§ Exercise directions:
Pull out every line containing the string "ylabel".
===== Records to process
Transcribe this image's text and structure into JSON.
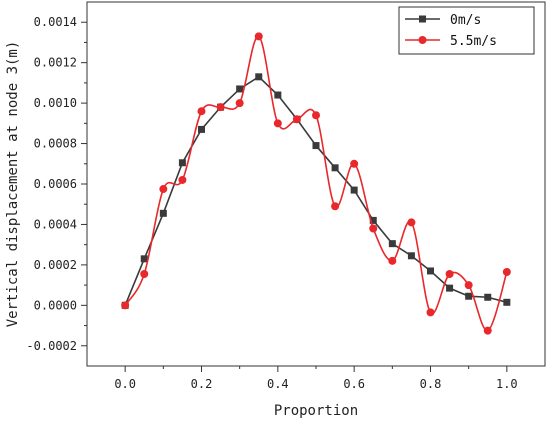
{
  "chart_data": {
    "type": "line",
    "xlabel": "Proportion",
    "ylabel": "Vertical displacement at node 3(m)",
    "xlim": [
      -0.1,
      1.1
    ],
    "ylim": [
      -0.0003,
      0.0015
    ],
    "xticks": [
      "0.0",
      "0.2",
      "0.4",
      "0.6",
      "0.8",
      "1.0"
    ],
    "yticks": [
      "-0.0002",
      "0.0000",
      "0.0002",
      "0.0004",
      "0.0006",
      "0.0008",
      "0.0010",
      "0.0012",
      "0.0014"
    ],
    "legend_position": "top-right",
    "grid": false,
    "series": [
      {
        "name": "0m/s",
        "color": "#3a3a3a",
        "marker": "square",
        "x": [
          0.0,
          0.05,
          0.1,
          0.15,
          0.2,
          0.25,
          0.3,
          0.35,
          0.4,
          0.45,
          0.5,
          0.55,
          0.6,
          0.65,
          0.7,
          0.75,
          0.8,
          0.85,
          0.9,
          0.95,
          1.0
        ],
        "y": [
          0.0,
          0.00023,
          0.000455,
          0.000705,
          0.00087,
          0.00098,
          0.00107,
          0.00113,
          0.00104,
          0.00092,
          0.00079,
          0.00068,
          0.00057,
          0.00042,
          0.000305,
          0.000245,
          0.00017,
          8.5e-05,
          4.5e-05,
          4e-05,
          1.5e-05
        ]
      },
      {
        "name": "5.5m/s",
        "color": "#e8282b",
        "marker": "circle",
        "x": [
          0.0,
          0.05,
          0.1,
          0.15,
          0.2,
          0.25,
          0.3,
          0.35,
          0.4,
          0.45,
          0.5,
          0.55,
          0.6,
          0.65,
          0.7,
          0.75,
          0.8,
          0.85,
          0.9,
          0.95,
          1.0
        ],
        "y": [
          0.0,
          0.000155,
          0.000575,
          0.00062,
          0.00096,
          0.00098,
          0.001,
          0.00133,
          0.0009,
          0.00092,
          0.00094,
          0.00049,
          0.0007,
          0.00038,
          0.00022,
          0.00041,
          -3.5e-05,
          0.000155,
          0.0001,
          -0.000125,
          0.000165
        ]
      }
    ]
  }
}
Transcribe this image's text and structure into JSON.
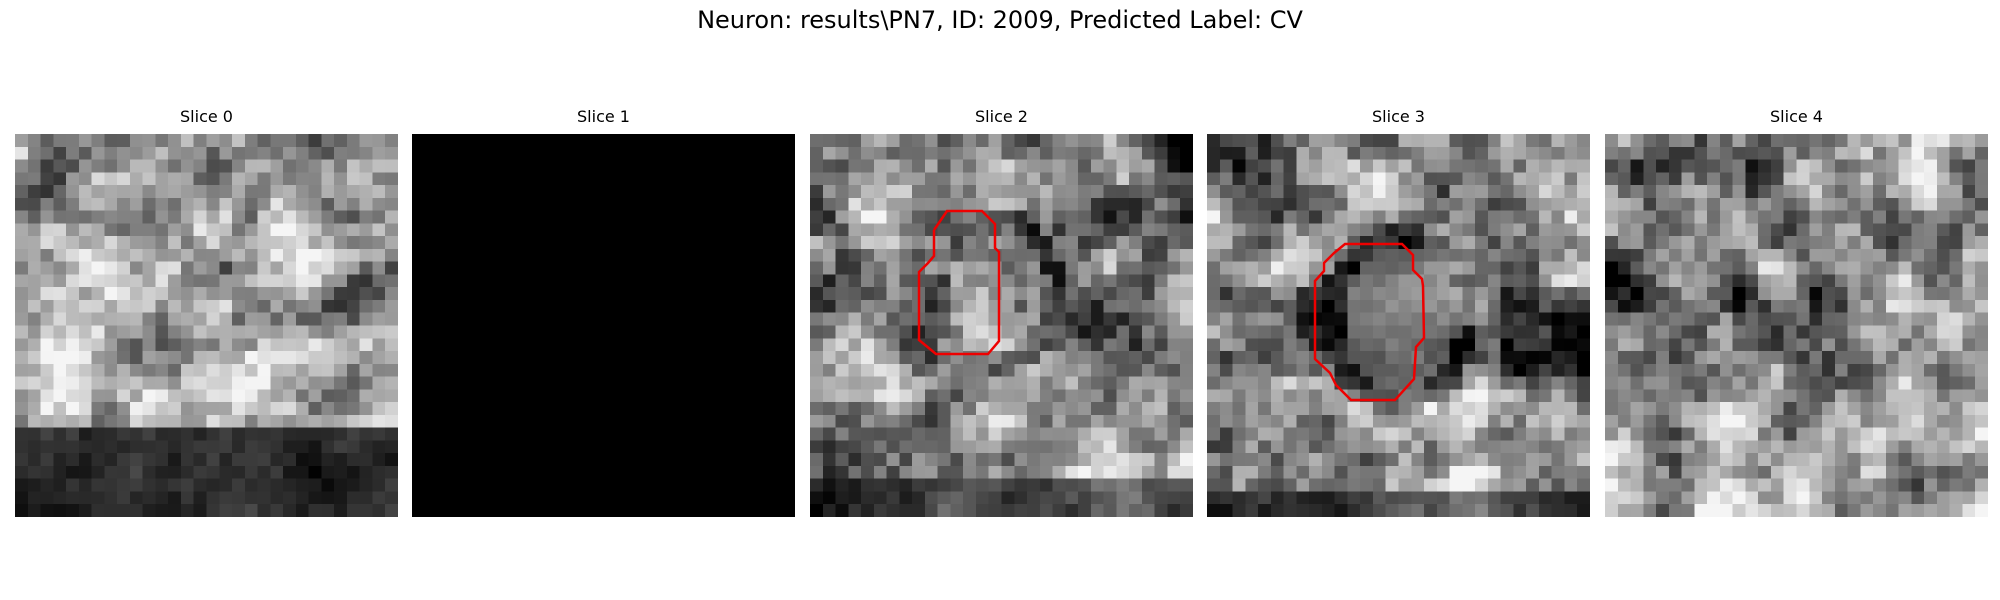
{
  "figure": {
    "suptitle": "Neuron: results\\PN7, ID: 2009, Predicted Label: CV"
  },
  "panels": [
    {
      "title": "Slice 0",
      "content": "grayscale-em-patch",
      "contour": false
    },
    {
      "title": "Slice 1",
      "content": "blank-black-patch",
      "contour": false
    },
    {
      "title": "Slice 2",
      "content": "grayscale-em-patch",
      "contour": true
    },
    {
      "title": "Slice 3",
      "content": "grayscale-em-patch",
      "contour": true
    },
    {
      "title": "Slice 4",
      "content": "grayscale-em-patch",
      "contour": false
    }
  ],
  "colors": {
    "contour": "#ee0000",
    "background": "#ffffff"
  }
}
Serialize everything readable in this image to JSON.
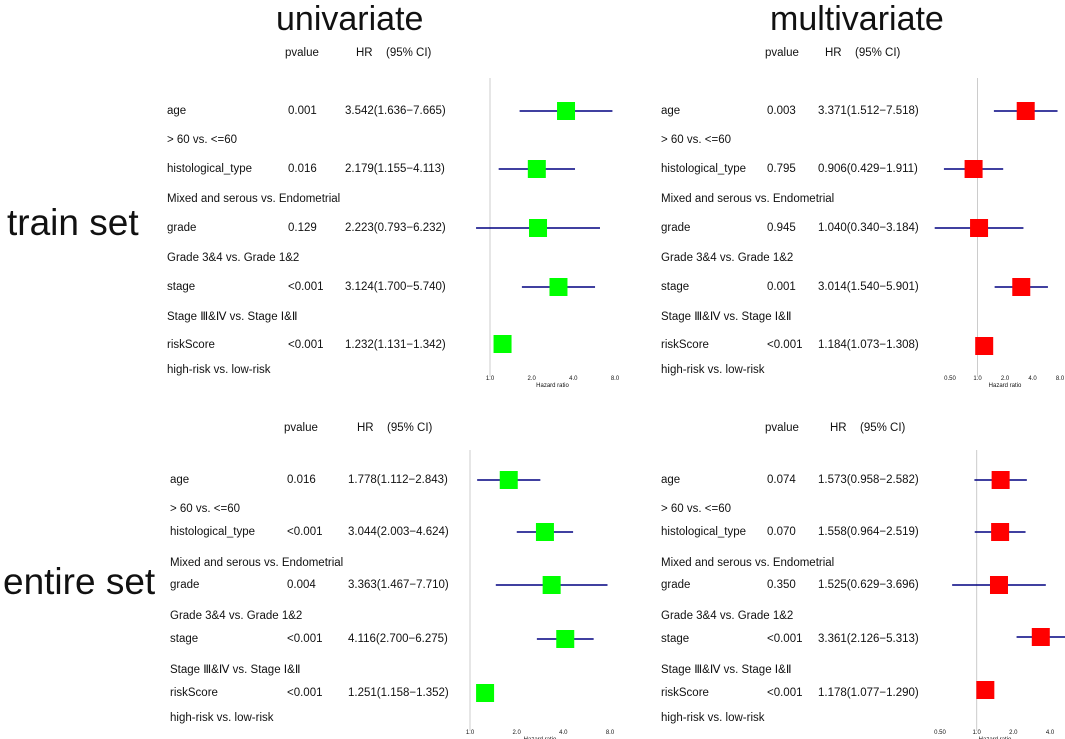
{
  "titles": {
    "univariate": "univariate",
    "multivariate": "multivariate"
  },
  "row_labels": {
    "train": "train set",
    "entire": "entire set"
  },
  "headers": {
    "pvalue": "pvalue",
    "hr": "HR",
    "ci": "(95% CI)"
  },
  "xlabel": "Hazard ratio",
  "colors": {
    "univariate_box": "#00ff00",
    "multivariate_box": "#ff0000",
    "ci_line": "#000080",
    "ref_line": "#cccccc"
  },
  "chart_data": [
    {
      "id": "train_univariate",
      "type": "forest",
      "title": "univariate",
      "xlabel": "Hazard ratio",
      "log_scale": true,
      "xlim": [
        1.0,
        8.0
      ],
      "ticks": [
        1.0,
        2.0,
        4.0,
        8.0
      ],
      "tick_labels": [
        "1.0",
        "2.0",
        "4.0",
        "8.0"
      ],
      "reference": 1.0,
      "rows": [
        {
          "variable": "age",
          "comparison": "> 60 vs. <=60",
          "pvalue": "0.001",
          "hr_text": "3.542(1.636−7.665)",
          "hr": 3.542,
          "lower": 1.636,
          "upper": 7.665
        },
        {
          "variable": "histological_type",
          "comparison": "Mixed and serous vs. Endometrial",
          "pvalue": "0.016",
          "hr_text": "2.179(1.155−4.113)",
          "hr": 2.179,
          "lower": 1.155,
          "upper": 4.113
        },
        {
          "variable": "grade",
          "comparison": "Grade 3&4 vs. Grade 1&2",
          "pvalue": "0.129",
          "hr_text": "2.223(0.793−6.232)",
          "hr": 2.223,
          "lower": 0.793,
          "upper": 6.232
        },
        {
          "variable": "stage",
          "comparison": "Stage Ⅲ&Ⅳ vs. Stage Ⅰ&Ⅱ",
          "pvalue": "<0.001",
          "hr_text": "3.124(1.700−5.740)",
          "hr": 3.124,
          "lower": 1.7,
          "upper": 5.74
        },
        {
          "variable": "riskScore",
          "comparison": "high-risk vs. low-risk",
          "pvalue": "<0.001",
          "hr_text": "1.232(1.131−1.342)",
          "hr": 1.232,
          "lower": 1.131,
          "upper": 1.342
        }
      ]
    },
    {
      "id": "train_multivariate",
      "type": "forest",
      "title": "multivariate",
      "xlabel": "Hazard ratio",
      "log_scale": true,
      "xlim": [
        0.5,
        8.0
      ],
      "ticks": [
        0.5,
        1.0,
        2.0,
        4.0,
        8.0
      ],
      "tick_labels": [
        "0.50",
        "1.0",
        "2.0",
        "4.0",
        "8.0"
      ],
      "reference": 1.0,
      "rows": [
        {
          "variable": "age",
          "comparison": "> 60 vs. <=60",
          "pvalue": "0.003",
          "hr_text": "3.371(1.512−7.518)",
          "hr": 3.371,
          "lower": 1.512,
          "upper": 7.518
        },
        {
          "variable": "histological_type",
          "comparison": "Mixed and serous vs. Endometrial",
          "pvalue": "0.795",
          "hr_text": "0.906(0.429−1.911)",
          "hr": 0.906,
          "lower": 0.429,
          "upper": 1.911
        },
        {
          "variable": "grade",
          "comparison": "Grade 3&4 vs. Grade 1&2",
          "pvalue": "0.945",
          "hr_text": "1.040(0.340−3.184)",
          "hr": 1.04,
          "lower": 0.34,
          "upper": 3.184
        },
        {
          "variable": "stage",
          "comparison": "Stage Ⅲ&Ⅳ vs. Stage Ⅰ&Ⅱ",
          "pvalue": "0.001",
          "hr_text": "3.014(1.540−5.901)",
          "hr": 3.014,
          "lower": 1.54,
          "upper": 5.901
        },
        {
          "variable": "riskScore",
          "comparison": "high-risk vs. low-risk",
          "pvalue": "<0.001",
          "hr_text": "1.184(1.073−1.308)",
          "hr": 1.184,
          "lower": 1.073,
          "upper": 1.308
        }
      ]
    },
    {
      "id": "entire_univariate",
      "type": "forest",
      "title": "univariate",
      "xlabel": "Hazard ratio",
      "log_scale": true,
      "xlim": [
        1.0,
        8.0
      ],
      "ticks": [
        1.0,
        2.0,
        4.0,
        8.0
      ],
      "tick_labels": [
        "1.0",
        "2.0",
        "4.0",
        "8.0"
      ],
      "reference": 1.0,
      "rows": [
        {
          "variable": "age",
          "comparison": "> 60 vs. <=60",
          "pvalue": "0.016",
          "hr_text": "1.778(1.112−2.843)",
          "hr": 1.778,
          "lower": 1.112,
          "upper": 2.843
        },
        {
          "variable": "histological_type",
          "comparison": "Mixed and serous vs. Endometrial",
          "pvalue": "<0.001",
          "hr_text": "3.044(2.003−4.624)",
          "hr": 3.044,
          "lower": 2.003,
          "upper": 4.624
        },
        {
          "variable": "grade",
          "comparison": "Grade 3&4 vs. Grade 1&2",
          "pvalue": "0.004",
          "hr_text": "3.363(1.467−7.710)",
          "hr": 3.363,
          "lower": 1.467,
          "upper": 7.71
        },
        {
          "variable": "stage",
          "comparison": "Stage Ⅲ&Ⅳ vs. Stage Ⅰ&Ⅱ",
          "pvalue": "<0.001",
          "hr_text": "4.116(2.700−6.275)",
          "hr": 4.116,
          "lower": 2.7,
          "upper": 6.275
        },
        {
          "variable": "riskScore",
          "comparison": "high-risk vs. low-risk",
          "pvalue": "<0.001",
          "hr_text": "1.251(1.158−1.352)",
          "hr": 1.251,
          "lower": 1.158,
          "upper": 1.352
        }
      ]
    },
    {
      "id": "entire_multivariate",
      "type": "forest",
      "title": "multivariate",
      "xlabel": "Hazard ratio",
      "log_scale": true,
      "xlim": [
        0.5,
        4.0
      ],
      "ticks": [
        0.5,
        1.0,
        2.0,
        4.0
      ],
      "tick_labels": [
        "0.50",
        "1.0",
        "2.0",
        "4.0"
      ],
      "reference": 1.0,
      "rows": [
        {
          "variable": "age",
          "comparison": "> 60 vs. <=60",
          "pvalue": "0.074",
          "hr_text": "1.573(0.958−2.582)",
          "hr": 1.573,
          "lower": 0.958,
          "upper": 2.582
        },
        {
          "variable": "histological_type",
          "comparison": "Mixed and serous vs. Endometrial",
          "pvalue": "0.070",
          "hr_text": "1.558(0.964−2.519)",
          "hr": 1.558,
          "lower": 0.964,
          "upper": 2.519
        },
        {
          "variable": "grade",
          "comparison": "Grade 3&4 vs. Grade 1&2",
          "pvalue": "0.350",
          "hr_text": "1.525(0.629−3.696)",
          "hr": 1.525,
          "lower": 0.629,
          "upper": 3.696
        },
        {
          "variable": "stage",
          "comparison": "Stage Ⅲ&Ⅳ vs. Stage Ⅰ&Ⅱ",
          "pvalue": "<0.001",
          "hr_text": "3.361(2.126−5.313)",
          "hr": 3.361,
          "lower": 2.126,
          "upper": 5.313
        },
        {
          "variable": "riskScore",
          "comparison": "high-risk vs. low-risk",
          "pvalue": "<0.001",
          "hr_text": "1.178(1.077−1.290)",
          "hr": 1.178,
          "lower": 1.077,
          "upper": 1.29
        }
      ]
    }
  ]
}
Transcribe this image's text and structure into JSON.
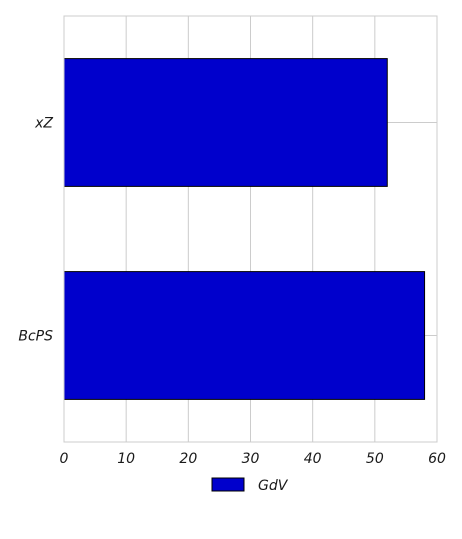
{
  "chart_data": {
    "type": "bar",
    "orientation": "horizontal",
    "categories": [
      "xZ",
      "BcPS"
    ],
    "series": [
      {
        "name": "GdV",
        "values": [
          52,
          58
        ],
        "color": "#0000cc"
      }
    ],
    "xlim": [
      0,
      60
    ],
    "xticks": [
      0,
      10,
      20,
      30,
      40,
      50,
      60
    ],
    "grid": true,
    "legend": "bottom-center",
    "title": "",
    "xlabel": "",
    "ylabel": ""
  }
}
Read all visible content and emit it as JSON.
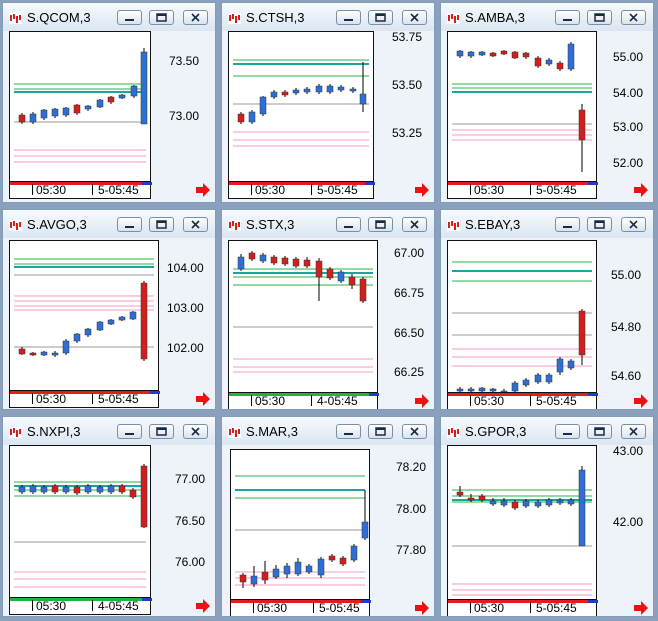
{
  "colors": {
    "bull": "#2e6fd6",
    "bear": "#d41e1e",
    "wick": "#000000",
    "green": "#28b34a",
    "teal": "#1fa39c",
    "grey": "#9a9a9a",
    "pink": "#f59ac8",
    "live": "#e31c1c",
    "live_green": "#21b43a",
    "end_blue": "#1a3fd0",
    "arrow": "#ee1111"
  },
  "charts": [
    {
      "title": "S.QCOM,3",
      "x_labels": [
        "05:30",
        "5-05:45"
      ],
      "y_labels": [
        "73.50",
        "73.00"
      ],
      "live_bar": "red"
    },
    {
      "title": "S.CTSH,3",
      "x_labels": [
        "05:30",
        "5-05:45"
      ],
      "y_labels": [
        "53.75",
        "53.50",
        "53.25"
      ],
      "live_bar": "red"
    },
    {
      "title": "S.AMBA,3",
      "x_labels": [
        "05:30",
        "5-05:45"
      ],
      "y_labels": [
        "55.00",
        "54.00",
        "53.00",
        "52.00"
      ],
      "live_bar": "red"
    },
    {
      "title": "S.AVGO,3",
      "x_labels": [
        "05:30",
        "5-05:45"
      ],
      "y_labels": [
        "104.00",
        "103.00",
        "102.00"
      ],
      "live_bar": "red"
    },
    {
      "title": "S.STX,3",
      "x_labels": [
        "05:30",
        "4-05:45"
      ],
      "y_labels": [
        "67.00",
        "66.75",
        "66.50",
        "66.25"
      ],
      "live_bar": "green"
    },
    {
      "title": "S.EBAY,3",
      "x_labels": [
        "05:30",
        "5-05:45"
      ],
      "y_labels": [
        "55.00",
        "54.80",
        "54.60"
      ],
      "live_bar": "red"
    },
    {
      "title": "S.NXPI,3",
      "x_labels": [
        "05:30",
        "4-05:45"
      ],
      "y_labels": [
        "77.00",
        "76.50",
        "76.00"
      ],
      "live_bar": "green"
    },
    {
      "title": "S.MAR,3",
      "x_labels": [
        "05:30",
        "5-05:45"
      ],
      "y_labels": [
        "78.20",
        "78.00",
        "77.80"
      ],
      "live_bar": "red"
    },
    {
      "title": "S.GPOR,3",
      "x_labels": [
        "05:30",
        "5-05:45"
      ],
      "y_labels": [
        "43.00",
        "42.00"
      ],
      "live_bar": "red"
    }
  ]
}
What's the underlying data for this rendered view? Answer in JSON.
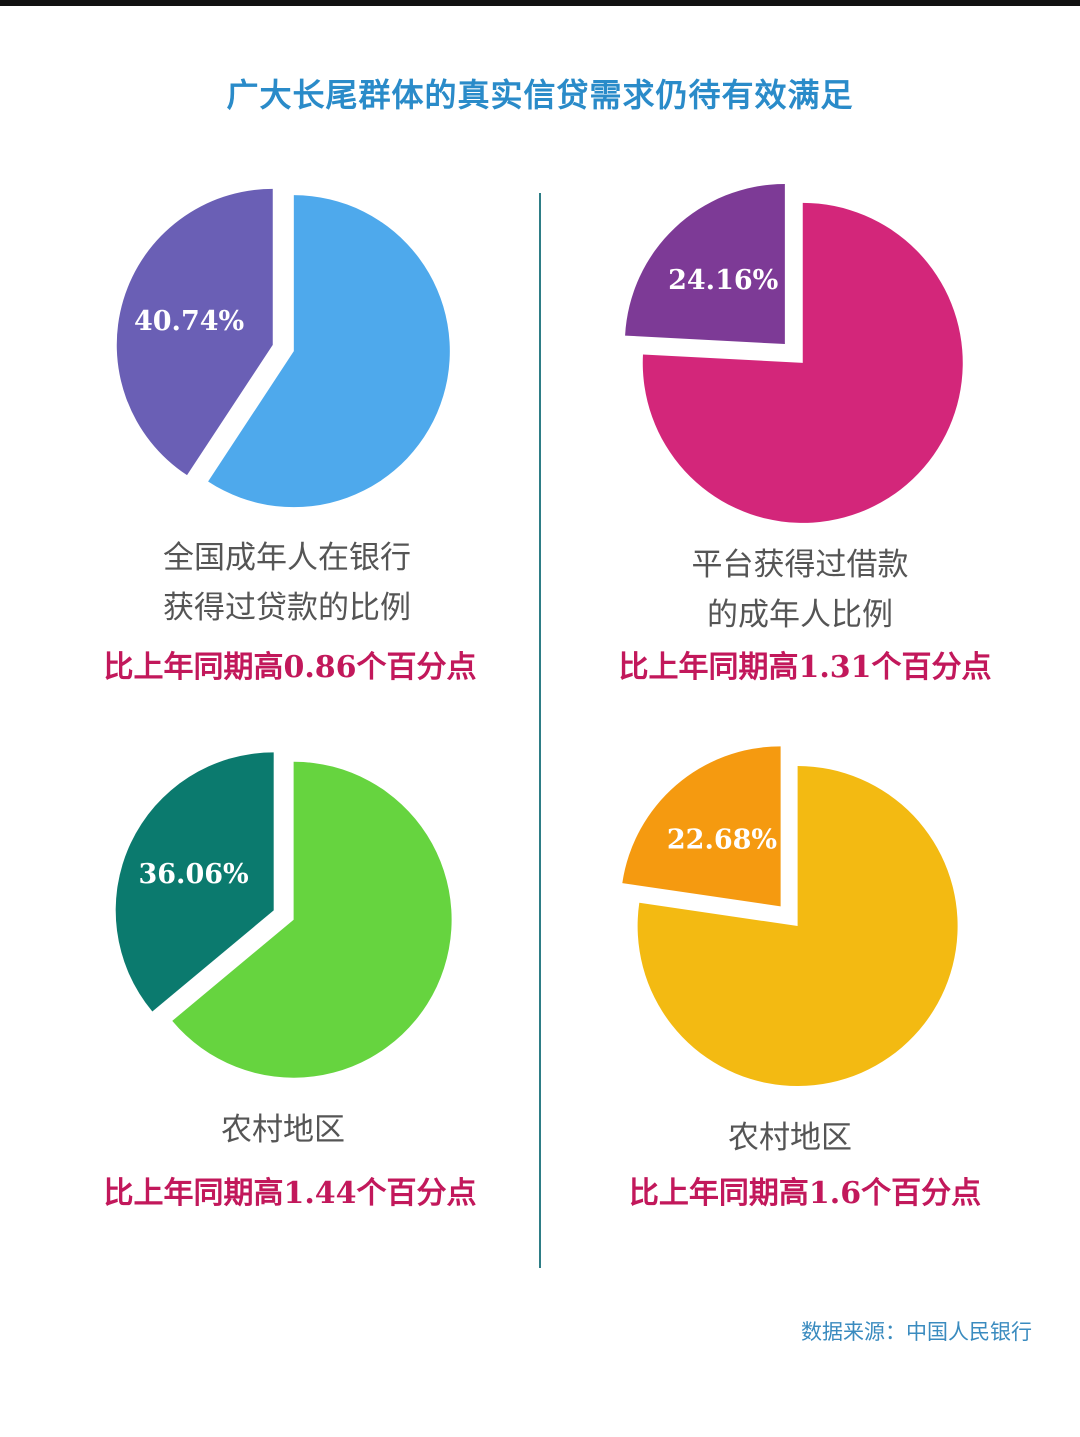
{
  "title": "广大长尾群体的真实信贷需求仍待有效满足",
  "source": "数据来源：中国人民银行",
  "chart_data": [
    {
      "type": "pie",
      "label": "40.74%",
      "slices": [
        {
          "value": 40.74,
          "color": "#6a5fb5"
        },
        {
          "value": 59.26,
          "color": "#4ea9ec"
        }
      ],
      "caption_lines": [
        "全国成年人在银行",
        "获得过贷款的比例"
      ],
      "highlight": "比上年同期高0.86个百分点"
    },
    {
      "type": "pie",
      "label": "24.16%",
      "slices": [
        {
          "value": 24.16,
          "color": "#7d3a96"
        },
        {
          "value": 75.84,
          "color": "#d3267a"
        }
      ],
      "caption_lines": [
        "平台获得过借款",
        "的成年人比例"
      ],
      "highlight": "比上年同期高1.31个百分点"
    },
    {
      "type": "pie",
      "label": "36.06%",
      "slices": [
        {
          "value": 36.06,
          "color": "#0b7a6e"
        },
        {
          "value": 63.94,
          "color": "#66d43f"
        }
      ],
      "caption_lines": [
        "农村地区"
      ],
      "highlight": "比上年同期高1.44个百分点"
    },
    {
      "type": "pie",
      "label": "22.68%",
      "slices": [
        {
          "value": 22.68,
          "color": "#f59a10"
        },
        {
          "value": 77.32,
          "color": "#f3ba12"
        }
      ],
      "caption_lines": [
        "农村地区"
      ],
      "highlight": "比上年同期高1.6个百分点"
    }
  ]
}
==========
§ Output:
    "ylabel": "Vertical displacement at node 3(m)",
    "ylabel": ""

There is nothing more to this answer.